**Requirement**
For each line that holds "What", copy the line out.

**Supplied records**
┄┄┄┄┄┄

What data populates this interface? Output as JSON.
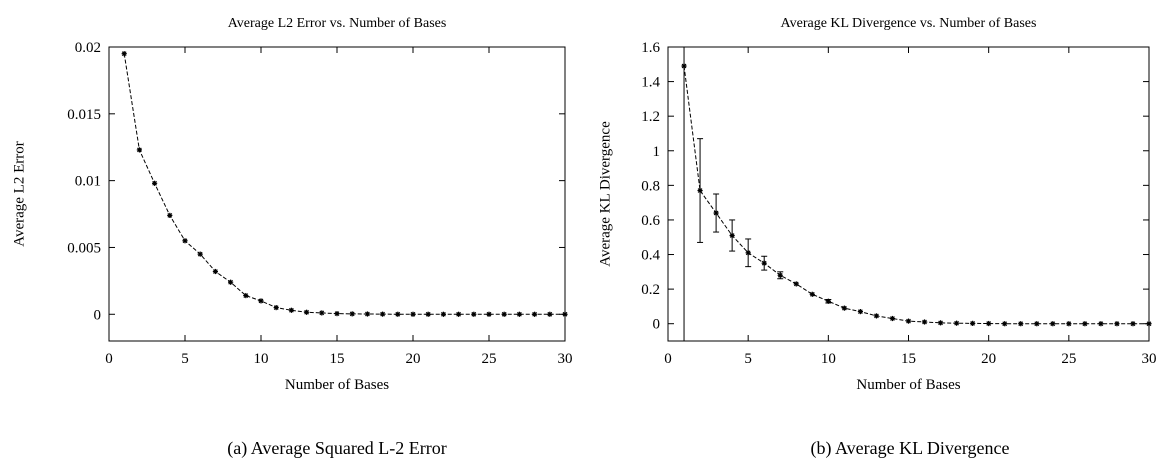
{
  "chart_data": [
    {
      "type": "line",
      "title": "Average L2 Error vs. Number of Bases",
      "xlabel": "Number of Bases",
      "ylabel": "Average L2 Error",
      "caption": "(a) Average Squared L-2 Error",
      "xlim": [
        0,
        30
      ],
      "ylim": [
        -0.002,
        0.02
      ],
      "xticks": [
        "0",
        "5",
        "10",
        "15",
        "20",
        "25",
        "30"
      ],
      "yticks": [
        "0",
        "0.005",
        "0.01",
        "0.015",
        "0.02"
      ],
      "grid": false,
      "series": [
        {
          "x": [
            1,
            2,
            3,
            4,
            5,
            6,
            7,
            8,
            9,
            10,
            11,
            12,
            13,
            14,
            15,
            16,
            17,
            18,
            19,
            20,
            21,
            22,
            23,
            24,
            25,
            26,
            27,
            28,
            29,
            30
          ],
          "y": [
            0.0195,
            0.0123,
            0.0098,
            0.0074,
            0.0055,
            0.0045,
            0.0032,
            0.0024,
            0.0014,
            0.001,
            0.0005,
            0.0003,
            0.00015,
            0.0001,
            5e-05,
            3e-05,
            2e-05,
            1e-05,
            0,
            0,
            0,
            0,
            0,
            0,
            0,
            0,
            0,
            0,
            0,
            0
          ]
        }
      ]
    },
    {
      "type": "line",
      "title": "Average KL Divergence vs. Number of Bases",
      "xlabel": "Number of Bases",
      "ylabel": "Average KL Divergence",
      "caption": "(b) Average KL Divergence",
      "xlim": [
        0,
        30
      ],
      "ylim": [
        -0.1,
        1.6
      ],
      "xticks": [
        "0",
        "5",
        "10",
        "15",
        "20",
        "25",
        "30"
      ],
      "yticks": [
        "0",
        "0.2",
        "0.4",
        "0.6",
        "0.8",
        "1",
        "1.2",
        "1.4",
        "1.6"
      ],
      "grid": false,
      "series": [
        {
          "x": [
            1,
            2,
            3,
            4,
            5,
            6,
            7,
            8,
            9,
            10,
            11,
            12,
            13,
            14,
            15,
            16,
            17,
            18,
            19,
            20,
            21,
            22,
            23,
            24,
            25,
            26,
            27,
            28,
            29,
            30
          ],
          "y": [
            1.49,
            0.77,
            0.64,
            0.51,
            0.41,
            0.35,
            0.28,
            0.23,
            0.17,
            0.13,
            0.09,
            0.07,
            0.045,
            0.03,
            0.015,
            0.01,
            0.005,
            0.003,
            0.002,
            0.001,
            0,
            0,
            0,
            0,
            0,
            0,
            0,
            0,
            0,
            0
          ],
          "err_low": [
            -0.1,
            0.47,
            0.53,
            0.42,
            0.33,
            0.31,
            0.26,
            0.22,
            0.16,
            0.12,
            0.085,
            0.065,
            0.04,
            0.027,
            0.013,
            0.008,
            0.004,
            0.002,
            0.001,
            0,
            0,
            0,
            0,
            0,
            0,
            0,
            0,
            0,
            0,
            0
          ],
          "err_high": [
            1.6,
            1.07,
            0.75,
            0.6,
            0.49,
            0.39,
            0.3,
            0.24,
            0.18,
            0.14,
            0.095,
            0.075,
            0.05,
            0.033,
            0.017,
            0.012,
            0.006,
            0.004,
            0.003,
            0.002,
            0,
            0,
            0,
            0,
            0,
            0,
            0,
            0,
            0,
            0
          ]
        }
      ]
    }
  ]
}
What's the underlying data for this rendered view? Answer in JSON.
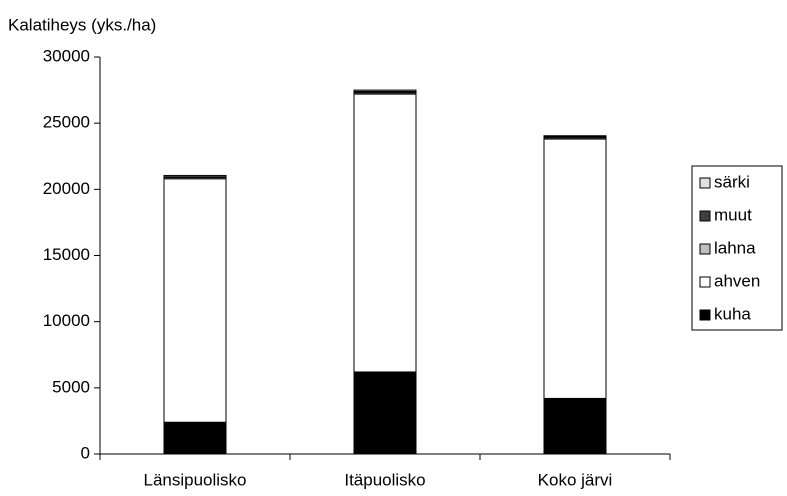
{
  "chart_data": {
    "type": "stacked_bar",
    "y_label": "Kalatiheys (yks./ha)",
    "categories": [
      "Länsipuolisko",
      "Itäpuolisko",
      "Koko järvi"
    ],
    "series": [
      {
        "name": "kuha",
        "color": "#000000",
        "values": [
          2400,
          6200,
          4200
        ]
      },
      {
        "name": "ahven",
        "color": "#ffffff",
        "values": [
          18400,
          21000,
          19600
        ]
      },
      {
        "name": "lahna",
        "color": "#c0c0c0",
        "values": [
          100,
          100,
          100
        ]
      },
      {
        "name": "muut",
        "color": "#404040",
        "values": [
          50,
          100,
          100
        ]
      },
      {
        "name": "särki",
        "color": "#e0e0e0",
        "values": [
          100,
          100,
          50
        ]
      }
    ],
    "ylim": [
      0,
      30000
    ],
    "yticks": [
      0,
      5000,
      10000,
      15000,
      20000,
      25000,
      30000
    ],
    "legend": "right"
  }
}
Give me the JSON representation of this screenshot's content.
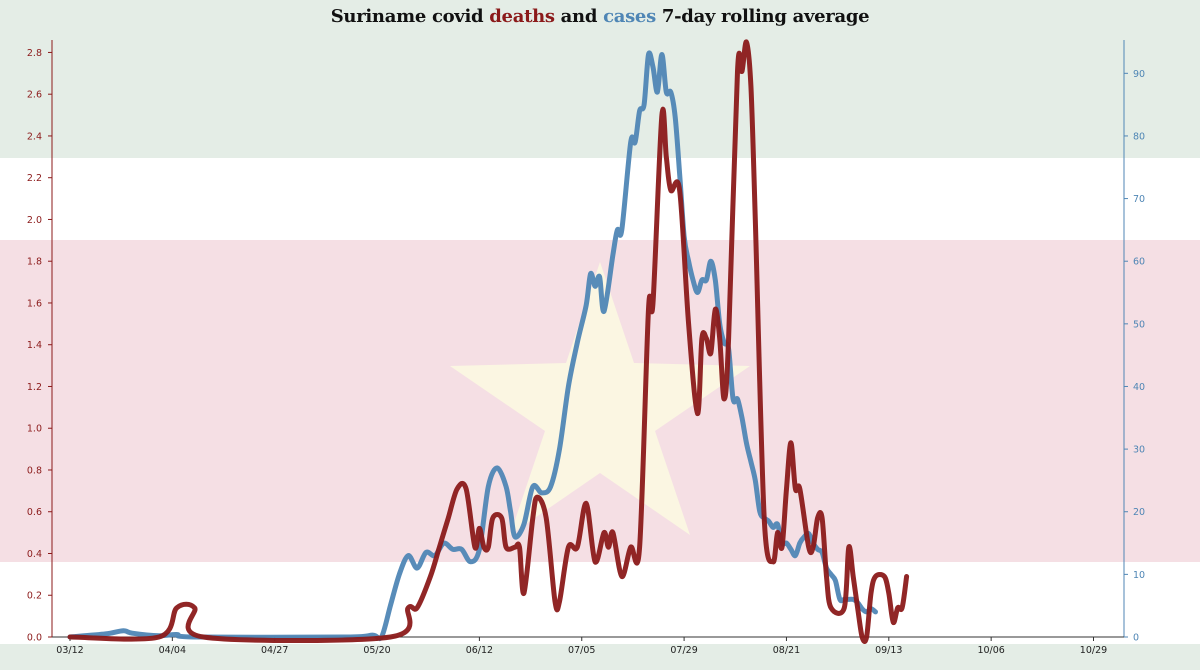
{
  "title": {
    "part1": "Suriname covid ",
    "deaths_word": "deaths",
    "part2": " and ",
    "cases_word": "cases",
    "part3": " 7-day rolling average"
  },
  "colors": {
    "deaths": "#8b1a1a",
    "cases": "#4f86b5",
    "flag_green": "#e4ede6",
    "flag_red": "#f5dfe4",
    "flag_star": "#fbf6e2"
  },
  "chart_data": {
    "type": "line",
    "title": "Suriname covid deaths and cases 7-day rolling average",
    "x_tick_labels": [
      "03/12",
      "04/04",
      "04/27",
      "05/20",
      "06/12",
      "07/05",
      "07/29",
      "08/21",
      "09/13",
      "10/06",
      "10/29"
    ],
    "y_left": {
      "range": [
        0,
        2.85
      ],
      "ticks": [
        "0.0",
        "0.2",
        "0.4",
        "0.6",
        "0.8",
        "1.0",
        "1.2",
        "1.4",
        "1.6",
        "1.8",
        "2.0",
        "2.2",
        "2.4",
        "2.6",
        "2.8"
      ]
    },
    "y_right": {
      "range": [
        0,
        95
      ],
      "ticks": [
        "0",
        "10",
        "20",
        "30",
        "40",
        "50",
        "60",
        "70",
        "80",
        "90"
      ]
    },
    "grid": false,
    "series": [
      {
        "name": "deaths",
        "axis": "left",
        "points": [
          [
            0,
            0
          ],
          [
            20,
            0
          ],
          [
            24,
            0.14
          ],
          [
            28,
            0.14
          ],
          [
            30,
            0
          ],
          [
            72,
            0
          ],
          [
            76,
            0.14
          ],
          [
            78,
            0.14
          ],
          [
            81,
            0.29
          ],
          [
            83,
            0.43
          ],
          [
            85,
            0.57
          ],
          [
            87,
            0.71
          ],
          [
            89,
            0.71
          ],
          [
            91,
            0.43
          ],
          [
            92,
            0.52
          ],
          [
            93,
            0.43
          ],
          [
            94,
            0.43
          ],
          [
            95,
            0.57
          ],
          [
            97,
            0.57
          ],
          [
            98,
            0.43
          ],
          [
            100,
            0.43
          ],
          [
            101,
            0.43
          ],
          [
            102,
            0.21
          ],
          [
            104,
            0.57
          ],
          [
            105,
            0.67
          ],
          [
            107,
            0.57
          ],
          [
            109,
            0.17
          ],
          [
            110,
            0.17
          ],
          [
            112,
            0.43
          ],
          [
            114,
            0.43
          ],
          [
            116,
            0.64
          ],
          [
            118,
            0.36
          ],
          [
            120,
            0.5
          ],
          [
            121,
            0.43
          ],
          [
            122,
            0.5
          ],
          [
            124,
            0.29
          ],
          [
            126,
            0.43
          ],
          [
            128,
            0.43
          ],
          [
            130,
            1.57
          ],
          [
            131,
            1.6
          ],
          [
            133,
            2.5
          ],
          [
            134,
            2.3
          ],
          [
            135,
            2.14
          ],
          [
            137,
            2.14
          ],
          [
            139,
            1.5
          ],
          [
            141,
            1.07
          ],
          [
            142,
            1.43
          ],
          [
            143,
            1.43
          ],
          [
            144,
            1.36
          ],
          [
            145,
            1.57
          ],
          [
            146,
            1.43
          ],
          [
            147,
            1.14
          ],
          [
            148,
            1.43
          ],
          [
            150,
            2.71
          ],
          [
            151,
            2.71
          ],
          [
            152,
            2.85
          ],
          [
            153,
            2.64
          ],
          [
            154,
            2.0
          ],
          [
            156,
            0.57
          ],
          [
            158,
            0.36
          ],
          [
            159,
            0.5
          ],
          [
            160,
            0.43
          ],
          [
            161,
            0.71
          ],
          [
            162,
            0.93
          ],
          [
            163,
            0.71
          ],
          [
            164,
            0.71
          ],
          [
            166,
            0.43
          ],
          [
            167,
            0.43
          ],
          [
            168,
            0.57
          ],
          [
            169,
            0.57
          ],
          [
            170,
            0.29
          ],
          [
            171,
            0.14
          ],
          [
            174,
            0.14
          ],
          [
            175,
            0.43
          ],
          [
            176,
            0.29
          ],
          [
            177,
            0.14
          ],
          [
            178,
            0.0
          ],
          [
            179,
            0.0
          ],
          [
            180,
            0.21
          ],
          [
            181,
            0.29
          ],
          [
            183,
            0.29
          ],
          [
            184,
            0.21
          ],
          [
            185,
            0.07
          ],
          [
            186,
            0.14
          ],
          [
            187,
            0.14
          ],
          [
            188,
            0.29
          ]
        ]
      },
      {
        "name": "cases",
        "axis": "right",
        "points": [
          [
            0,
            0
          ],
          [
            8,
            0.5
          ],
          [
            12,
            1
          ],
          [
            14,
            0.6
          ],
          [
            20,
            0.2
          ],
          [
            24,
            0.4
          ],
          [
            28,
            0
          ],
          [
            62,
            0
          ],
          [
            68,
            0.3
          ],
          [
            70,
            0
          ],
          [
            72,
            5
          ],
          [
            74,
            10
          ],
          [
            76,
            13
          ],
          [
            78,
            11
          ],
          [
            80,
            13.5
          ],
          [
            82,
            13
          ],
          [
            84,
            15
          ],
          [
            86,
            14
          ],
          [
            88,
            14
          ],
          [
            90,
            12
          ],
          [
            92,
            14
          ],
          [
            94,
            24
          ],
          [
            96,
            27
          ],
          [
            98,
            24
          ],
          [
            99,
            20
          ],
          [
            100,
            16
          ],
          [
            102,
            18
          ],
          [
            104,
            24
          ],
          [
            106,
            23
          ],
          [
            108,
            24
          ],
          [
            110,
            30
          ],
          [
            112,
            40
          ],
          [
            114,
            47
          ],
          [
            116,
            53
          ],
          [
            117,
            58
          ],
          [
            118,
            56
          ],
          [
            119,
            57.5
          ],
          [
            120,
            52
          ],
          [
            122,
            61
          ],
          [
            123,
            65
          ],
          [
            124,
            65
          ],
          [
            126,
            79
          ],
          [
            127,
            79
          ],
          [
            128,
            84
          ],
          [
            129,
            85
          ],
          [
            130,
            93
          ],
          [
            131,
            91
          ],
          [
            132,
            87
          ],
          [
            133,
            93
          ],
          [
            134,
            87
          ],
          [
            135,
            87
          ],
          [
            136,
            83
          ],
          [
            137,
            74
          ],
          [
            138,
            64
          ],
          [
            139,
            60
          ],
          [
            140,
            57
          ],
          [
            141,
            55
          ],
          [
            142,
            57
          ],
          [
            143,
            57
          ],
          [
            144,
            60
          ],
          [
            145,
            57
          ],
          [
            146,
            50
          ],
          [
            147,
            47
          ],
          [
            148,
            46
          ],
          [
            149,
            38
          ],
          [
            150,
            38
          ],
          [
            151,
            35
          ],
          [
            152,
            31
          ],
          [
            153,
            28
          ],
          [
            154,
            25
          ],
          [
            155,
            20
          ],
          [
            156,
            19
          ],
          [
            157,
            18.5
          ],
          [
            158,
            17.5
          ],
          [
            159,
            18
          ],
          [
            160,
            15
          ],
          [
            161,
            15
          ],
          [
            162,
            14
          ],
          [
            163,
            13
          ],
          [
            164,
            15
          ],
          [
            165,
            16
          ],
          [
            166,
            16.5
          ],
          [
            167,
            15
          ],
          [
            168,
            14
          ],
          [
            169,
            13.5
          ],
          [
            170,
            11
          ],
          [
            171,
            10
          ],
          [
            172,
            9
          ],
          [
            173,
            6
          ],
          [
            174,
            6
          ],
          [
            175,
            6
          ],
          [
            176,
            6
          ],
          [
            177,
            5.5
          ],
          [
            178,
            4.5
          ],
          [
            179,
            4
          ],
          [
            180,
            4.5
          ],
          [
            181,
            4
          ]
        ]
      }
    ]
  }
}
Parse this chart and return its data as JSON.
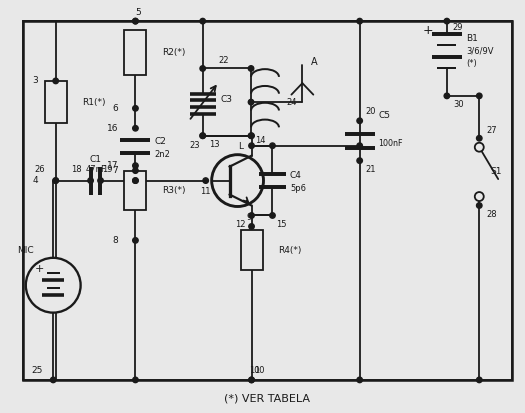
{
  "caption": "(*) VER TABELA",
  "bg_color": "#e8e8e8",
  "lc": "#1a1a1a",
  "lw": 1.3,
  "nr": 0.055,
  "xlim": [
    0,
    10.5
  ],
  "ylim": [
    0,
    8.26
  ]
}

┄┄┄┄┄┄

**Solved exercise**
What data populates this interface? Output as JSON.
What's the underlying data for this rendered view? Answer in JSON.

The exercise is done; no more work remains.